• Data section:
--- begin ---

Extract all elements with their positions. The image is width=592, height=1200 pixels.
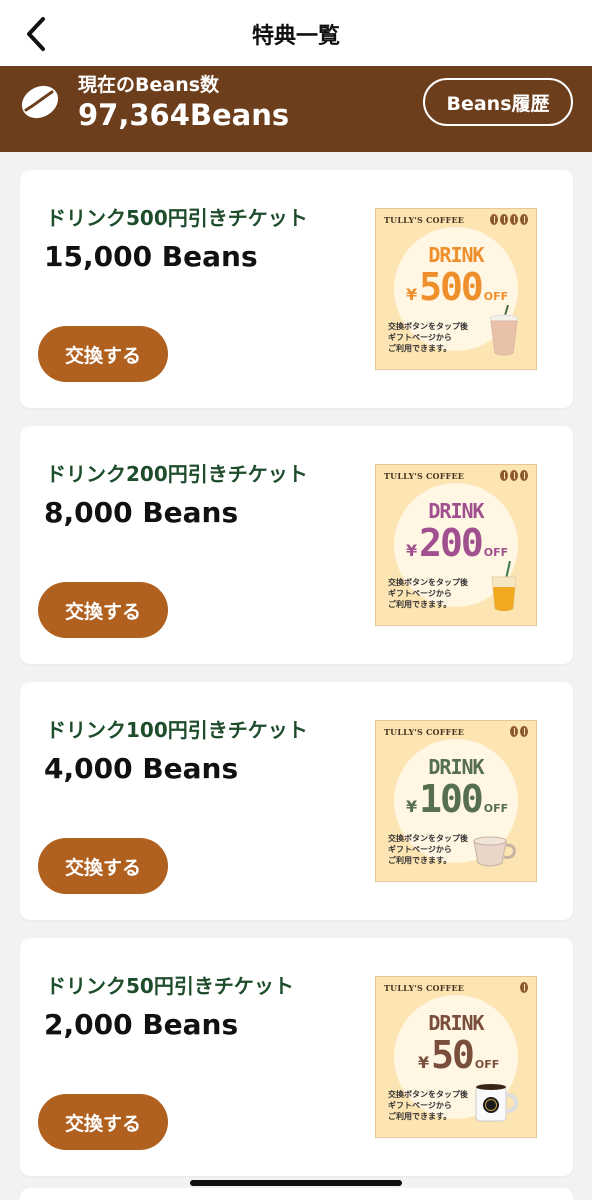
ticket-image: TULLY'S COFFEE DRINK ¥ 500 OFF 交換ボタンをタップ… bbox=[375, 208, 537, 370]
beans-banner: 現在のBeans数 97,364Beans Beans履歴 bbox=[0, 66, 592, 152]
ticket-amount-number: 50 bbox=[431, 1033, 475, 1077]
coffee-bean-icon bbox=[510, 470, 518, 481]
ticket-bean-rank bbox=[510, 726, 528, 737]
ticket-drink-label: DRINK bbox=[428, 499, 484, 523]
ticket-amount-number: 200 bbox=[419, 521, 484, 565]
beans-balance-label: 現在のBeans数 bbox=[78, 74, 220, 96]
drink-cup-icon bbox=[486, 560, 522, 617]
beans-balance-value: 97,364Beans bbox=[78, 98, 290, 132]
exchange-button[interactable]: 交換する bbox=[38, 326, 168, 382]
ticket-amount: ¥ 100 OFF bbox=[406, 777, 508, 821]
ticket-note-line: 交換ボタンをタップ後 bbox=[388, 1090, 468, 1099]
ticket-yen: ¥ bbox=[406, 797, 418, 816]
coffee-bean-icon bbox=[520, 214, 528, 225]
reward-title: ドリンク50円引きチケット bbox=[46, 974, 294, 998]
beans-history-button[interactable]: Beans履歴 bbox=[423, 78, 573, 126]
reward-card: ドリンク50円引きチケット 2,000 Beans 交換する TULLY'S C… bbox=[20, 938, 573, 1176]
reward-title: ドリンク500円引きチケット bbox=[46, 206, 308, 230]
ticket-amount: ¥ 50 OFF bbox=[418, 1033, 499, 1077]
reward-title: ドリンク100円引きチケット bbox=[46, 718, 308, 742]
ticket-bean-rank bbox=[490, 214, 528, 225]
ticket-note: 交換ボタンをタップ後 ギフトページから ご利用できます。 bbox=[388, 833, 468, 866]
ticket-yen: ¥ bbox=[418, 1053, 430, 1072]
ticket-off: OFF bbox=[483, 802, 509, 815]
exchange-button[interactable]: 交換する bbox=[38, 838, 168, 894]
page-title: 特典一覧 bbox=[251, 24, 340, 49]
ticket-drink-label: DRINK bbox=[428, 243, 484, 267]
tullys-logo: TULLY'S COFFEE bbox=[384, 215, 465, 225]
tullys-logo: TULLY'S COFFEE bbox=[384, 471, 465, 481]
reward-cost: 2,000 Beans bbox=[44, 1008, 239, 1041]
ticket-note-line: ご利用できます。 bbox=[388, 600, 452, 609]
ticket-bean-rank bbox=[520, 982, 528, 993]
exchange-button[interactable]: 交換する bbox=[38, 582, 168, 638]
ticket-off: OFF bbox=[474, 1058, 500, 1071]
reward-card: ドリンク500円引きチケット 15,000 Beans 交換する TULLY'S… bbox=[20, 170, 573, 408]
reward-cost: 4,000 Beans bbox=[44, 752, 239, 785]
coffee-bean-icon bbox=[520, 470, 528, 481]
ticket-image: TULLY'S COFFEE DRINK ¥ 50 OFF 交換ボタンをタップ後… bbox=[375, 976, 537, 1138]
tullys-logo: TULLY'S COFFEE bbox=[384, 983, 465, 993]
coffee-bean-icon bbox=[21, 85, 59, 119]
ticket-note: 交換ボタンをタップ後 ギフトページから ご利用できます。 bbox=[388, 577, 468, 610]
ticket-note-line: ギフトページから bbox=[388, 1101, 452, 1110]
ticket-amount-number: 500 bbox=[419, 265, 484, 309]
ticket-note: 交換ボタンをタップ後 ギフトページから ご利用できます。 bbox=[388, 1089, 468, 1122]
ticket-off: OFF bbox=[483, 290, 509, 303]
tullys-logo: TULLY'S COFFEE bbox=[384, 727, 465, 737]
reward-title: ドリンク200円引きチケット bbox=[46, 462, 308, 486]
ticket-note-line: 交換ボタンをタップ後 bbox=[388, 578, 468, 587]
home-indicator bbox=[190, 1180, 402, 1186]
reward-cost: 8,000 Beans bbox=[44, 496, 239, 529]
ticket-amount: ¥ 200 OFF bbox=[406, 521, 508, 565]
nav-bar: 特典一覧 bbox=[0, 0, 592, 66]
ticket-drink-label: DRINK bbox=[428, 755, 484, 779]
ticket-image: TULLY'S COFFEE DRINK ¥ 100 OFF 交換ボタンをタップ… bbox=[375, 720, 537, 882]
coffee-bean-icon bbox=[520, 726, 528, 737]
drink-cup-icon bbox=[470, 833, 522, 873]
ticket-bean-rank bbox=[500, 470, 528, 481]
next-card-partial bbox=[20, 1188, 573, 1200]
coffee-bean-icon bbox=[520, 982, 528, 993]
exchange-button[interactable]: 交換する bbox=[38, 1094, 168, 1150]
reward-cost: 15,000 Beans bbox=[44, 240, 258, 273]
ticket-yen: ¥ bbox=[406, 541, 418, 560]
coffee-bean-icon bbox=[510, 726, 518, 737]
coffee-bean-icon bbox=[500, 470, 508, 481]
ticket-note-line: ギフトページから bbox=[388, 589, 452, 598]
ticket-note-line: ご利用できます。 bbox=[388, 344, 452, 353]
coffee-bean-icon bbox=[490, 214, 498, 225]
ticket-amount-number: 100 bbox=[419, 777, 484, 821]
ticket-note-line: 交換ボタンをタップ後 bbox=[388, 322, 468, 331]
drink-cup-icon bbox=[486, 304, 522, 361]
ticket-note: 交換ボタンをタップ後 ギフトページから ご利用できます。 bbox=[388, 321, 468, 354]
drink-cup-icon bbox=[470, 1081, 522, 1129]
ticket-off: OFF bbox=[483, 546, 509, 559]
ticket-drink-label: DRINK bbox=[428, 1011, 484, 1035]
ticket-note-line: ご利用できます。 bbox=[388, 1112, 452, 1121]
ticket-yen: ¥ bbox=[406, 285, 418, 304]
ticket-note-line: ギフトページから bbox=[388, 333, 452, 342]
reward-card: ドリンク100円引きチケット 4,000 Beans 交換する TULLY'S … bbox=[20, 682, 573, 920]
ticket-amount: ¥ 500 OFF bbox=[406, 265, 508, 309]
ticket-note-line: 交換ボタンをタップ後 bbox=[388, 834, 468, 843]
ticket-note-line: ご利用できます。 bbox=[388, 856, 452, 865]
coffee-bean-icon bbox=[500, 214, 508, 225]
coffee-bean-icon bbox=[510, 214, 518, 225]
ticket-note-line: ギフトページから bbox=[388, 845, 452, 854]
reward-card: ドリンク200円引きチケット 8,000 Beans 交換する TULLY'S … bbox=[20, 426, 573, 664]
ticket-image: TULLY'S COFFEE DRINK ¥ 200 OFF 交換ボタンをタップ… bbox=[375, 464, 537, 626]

--- end ---
--- begin ---

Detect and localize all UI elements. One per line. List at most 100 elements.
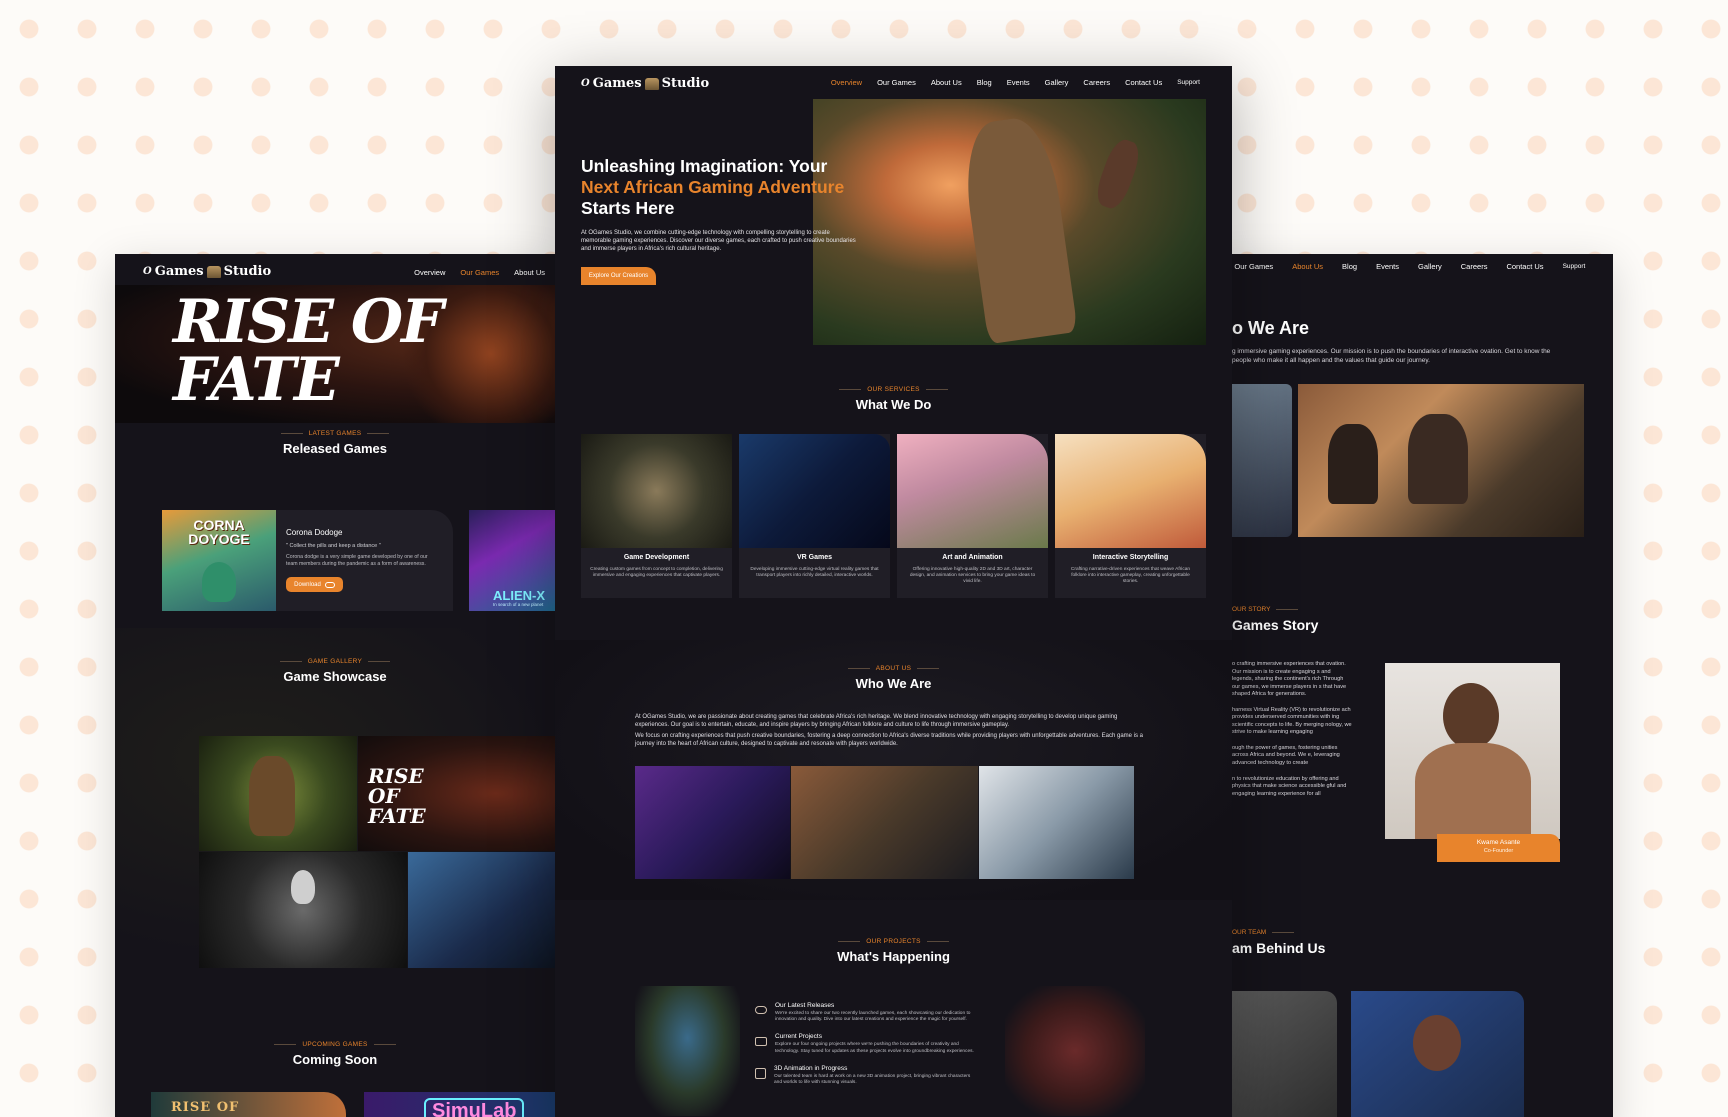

--- end ---

• To be done: Quote the items starting with the line that contains "Extract all elements" and going on through the line that contains "beans-banner: 現在のBeans数 97,364Beans", leaving out the pictures.

• Answer in full:
Extract all elements with their positions. The image is width=592, height=1200 pixels.
ticket-image: TULLY'S COFFEE DRINK ¥ 500 OFF 交換ボタンをタップ… bbox=[375, 208, 537, 370]
beans-banner: 現在のBeans数 97,364Beans Beans履歴 bbox=[0, 66, 592, 152]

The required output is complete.